**Prompt:**
Search the entries below. Return every line that has "JSON" in it.

------

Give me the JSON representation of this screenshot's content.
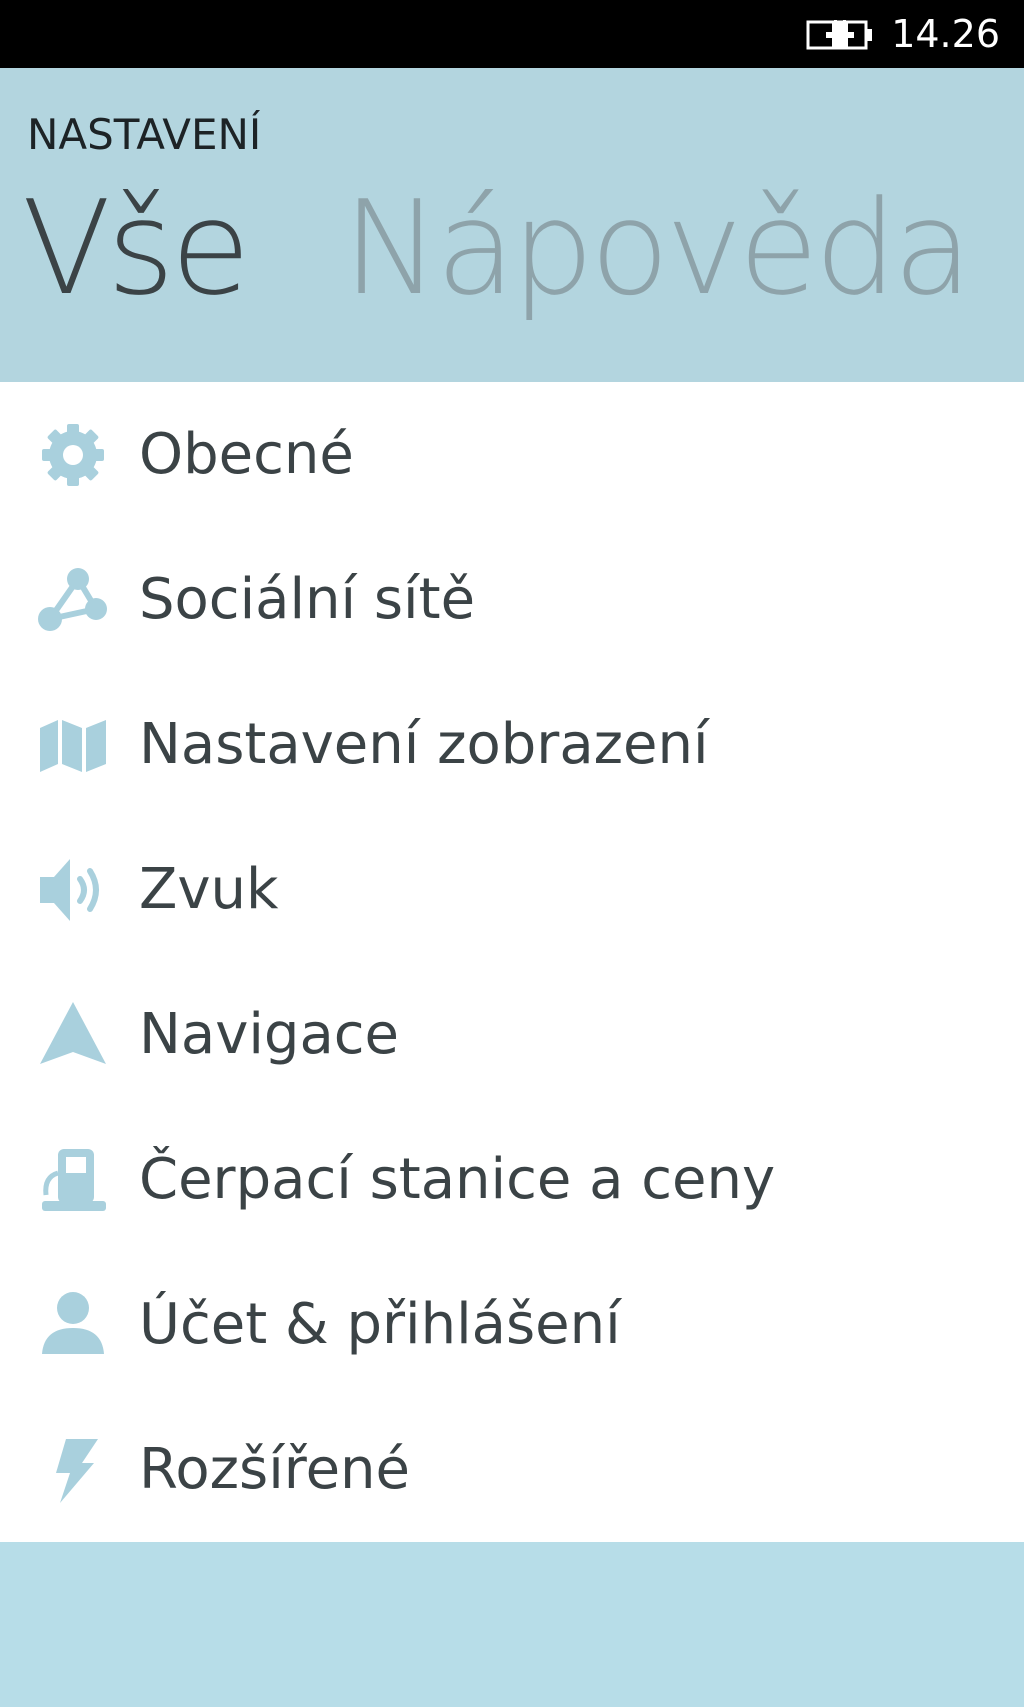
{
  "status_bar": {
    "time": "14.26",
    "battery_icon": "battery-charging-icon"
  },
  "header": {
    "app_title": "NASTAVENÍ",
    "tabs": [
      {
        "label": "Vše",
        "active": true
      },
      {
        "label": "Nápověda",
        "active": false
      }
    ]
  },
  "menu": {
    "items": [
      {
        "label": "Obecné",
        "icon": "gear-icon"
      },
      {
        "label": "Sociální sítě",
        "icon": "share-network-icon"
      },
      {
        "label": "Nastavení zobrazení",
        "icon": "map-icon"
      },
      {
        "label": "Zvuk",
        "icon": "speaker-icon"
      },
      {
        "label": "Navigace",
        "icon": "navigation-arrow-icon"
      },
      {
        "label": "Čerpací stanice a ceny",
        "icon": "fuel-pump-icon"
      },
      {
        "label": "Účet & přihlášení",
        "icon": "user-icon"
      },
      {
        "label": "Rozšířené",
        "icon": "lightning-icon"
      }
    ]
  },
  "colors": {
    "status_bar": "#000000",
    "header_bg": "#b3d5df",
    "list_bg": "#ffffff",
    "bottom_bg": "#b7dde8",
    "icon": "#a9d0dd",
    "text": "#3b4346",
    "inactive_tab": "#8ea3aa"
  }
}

------

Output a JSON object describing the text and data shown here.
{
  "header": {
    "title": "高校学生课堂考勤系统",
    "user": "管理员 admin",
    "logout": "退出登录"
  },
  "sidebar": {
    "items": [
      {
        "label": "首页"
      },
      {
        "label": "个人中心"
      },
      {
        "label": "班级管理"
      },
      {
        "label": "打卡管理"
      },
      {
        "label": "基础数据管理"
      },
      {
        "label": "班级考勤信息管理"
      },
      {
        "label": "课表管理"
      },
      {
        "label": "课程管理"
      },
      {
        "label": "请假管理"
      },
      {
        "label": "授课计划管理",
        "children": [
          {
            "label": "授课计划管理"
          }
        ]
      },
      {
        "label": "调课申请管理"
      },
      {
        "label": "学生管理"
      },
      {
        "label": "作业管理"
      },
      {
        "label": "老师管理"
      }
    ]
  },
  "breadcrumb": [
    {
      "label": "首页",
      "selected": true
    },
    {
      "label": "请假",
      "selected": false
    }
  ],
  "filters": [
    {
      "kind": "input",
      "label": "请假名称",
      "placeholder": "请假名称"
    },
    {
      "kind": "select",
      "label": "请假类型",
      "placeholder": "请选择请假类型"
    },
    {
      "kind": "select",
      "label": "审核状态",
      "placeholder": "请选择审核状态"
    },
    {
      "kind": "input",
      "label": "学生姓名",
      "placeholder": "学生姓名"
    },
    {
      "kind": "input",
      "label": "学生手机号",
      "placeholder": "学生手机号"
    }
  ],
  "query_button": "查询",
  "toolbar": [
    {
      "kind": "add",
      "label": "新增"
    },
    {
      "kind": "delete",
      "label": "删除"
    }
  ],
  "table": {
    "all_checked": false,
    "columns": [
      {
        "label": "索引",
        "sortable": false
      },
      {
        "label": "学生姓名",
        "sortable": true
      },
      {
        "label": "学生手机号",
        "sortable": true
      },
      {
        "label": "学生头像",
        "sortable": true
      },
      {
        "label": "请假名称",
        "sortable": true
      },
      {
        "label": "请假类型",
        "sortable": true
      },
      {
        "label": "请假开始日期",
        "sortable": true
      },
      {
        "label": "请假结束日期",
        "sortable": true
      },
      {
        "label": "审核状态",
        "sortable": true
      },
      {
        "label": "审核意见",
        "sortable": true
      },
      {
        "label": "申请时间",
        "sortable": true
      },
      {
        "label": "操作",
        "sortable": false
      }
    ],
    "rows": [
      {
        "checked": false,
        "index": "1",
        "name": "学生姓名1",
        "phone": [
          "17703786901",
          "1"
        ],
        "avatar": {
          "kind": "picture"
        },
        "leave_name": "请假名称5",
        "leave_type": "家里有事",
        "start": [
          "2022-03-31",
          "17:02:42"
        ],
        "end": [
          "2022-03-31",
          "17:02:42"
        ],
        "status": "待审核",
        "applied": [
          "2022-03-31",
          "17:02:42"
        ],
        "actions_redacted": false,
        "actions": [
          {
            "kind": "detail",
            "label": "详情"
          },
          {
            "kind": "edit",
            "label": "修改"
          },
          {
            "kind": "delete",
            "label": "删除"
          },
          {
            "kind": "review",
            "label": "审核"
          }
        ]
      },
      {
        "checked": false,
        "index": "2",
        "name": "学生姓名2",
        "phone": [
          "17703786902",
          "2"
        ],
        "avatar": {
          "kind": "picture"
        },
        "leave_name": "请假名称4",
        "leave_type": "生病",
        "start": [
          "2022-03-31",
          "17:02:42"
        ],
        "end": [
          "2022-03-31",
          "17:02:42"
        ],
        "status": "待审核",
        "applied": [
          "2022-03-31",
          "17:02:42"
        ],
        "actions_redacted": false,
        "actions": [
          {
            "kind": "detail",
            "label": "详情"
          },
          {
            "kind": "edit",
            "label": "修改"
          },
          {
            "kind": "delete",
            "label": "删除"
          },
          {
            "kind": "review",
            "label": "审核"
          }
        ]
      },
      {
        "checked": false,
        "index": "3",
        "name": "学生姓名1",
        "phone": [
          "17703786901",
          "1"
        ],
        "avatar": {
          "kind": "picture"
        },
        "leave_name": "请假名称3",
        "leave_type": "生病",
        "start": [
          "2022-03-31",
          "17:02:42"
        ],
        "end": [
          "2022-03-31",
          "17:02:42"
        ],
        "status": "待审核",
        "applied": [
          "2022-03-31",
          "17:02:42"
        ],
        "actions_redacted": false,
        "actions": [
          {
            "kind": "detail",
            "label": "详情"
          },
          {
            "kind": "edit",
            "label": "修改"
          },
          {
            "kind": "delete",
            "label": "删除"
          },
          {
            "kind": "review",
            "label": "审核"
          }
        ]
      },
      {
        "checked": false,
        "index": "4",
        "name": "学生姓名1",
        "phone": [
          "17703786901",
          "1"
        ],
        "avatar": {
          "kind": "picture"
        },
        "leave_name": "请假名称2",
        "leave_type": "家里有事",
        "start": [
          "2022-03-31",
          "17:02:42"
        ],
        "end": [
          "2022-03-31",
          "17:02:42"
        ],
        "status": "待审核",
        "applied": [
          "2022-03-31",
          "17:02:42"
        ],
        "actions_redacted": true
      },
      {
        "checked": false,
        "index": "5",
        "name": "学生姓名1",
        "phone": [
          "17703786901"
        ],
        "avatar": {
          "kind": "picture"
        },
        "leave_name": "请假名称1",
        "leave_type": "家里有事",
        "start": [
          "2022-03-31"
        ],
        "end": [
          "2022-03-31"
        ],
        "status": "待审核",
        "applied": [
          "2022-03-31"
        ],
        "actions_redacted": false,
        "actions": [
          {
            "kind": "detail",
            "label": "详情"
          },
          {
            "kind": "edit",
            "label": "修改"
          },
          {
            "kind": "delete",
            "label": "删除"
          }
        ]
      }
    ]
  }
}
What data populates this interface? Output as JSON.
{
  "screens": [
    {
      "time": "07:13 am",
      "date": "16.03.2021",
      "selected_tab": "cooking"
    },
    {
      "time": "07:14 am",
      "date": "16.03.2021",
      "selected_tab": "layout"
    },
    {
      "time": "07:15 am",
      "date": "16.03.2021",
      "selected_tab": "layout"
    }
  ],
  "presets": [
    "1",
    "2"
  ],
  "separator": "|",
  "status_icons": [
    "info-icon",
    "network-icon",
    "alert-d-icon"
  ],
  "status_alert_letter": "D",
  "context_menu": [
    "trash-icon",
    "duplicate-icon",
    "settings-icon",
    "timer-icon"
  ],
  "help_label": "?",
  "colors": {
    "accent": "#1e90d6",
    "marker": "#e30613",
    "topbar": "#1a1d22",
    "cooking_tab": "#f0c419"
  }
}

------

**Expected answer:**
Give me the JSON representation of this screenshot's content.
Output a JSON object describing the text and data shown here.
What data populates this interface? Output as JSON.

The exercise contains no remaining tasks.